Dataset listings of figures
★ ★ ★ ★

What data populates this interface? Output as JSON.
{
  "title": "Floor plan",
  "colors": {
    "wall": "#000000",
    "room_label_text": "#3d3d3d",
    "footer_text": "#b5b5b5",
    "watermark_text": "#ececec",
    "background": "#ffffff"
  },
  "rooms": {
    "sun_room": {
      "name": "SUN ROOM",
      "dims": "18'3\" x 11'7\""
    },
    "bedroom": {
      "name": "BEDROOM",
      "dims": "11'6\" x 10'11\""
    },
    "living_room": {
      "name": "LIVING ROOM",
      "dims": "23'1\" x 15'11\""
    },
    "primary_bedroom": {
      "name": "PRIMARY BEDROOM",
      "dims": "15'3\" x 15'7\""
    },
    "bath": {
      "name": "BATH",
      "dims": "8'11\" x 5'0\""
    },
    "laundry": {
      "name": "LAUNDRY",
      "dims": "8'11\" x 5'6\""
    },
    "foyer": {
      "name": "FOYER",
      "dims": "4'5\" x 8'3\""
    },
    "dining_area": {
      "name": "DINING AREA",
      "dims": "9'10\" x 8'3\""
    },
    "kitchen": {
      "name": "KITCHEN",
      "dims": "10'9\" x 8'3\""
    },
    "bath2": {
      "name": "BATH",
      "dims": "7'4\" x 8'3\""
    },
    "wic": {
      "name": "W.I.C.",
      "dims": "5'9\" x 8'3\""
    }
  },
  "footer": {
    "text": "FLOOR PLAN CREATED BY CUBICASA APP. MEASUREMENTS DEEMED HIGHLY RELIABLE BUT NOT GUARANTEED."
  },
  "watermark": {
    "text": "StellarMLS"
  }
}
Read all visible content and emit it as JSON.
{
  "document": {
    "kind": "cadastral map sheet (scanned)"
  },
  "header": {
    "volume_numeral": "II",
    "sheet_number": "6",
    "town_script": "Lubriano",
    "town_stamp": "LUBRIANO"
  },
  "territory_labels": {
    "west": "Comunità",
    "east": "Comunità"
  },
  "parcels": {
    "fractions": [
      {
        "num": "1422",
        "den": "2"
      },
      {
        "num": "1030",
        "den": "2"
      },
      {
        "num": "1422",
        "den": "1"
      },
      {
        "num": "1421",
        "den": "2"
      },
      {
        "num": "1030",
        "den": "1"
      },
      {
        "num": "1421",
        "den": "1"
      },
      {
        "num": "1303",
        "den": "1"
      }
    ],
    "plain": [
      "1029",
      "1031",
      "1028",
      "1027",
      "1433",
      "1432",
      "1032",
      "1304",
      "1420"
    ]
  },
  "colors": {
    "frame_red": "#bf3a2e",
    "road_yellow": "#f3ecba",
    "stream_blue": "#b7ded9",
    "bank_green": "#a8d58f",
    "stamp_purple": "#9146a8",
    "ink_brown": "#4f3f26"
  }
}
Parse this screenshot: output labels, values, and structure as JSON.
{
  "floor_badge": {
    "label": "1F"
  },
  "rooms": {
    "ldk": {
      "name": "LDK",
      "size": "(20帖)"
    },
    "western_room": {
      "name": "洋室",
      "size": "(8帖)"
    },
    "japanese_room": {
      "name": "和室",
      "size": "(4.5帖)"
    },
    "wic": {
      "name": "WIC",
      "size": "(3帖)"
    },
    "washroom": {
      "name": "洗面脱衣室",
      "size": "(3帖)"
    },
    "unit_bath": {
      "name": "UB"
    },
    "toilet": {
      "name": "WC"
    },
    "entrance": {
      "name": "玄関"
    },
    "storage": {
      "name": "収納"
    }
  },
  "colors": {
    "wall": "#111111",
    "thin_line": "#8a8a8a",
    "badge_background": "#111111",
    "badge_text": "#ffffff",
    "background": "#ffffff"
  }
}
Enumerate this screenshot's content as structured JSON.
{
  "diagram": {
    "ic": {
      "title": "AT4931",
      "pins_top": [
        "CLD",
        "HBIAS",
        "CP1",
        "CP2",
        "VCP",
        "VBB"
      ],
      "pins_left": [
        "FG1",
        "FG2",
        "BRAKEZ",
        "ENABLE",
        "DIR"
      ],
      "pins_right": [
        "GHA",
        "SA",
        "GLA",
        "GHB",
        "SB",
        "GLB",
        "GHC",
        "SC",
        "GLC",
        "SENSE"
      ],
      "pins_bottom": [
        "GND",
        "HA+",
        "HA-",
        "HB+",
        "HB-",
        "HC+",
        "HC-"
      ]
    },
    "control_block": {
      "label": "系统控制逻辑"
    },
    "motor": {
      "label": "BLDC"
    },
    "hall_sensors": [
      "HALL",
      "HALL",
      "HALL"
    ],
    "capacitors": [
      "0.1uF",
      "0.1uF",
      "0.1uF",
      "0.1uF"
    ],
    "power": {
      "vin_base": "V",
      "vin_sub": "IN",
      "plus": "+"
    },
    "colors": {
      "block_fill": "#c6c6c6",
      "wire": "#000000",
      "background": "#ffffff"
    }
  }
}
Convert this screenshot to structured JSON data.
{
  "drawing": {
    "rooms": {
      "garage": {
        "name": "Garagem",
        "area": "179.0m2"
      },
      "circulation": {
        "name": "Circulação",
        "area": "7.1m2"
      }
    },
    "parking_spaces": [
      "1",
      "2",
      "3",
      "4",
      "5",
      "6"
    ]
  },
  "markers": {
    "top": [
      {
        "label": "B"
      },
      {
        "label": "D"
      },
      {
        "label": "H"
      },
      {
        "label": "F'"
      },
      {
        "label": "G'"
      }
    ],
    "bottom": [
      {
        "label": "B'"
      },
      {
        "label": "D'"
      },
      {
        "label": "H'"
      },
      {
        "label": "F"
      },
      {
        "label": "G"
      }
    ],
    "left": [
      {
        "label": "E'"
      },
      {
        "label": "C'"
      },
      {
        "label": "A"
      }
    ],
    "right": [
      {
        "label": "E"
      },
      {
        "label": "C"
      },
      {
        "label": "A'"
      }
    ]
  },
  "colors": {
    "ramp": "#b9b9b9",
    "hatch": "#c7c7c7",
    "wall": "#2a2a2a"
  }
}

★ ★ ★ ★

### [Given problem]
Retype the data in full and match it exactly.

### [Answer for the task]
What data populates this interface? Output as JSON.
{
  "title": "Floor plan",
  "colors": {
    "wall": "#000000",
    "room_label_text": "#3d3d3d",
    "footer_text": "#b5b5b5",
    "watermark_text": "#ececec",
    "background": "#ffffff"
  },
  "rooms": {
    "sun_room": {
      "name": "SUN ROOM",
      "dims": "18'3\" x 11'7\""
    },
    "bedroom": {
      "name": "BEDROOM",
      "dims": "11'6\" x 10'11\""
    },
    "living_room": {
      "name": "LIVING ROOM",
      "dims": "23'1\" x 15'11\""
    },
    "primary_bedroom": {
      "name": "PRIMARY BEDROOM",
      "dims": "15'3\" x 15'7\""
    },
    "bath": {
      "name": "BATH",
      "dims": "8'11\" x 5'0\""
    },
    "laundry": {
      "name": "LAUNDRY",
      "dims": "8'11\" x 5'6\""
    },
    "foyer": {
      "name": "FOYER",
      "dims": "4'5\" x 8'3\""
    },
    "dining_area": {
      "name": "DINING AREA",
      "dims": "9'10\" x 8'3\""
    },
    "kitchen": {
      "name": "KITCHEN",
      "dims": "10'9\" x 8'3\""
    },
    "bath2": {
      "name": "BATH",
      "dims": "7'4\" x 8'3\""
    },
    "wic": {
      "name": "W.I.C.",
      "dims": "5'9\" x 8'3\""
    }
  },
  "footer": {
    "text": "FLOOR PLAN CREATED BY CUBICASA APP. MEASUREMENTS DEEMED HIGHLY RELIABLE BUT NOT GUARANTEED."
  },
  "watermark": {
    "text": "StellarMLS"
  }
}
Read all visible content and emit it as JSON.
{
  "document": {
    "kind": "cadastral map sheet (scanned)"
  },
  "header": {
    "volume_numeral": "II",
    "sheet_number": "6",
    "town_script": "Lubriano",
    "town_stamp": "LUBRIANO"
  },
  "territory_labels": {
    "west": "Comunità",
    "east": "Comunità"
  },
  "parcels": {
    "fractions": [
      {
        "num": "1422",
        "den": "2"
      },
      {
        "num": "1030",
        "den": "2"
      },
      {
        "num": "1422",
        "den": "1"
      },
      {
        "num": "1421",
        "den": "2"
      },
      {
        "num": "1030",
        "den": "1"
      },
      {
        "num": "1421",
        "den": "1"
      },
      {
        "num": "1303",
        "den": "1"
      }
    ],
    "plain": [
      "1029",
      "1031",
      "1028",
      "1027",
      "1433",
      "1432",
      "1032",
      "1304",
      "1420"
    ]
  },
  "colors": {
    "frame_red": "#bf3a2e",
    "road_yellow": "#f3ecba",
    "stream_blue": "#b7ded9",
    "bank_green": "#a8d58f",
    "stamp_purple": "#9146a8",
    "ink_brown": "#4f3f26"
  }
}
Parse this screenshot: output labels, values, and structure as JSON.
{
  "floor_badge": {
    "label": "1F"
  },
  "rooms": {
    "ldk": {
      "name": "LDK",
      "size": "(20帖)"
    },
    "western_room": {
      "name": "洋室",
      "size": "(8帖)"
    },
    "japanese_room": {
      "name": "和室",
      "size": "(4.5帖)"
    },
    "wic": {
      "name": "WIC",
      "size": "(3帖)"
    },
    "washroom": {
      "name": "洗面脱衣室",
      "size": "(3帖)"
    },
    "unit_bath": {
      "name": "UB"
    },
    "toilet": {
      "name": "WC"
    },
    "entrance": {
      "name": "玄関"
    },
    "storage": {
      "name": "収納"
    }
  },
  "colors": {
    "wall": "#111111",
    "thin_line": "#8a8a8a",
    "badge_background": "#111111",
    "badge_text": "#ffffff",
    "background": "#ffffff"
  }
}
Enumerate this screenshot's content as structured JSON.
{
  "diagram": {
    "ic": {
      "title": "AT4931",
      "pins_top": [
        "CLD",
        "HBIAS",
        "CP1",
        "CP2",
        "VCP",
        "VBB"
      ],
      "pins_left": [
        "FG1",
        "FG2",
        "BRAKEZ",
        "ENABLE",
        "DIR"
      ],
      "pins_right": [
        "GHA",
        "SA",
        "GLA",
        "GHB",
        "SB",
        "GLB",
        "GHC",
        "SC",
        "GLC",
        "SENSE"
      ],
      "pins_bottom": [
        "GND",
        "HA+",
        "HA-",
        "HB+",
        "HB-",
        "HC+",
        "HC-"
      ]
    },
    "control_block": {
      "label": "系统控制逻辑"
    },
    "motor": {
      "label": "BLDC"
    },
    "hall_sensors": [
      "HALL",
      "HALL",
      "HALL"
    ],
    "capacitors": [
      "0.1uF",
      "0.1uF",
      "0.1uF",
      "0.1uF"
    ],
    "power": {
      "vin_base": "V",
      "vin_sub": "IN",
      "plus": "+"
    },
    "colors": {
      "block_fill": "#c6c6c6",
      "wire": "#000000",
      "background": "#ffffff"
    }
  }
}
Convert this screenshot to structured JSON data.
{
  "drawing": {
    "rooms": {
      "garage": {
        "name": "Garagem",
        "area": "179.0m2"
      },
      "circulation": {
        "name": "Circulação",
        "area": "7.1m2"
      }
    },
    "parking_spaces": [
      "1",
      "2",
      "3",
      "4",
      "5",
      "6"
    ]
  },
  "markers": {
    "top": [
      {
        "label": "B"
      },
      {
        "label": "D"
      },
      {
        "label": "H"
      },
      {
        "label": "F'"
      },
      {
        "label": "G'"
      }
    ],
    "bottom": [
      {
        "label": "B'"
      },
      {
        "label": "D'"
      },
      {
        "label": "H'"
      },
      {
        "label": "F"
      },
      {
        "label": "G"
      }
    ],
    "left": [
      {
        "label": "E'"
      },
      {
        "label": "C'"
      },
      {
        "label": "A"
      }
    ],
    "right": [
      {
        "label": "E"
      },
      {
        "label": "C"
      },
      {
        "label": "A'"
      }
    ]
  },
  "colors": {
    "ramp": "#b9b9b9",
    "hatch": "#c7c7c7",
    "wall": "#2a2a2a"
  }
}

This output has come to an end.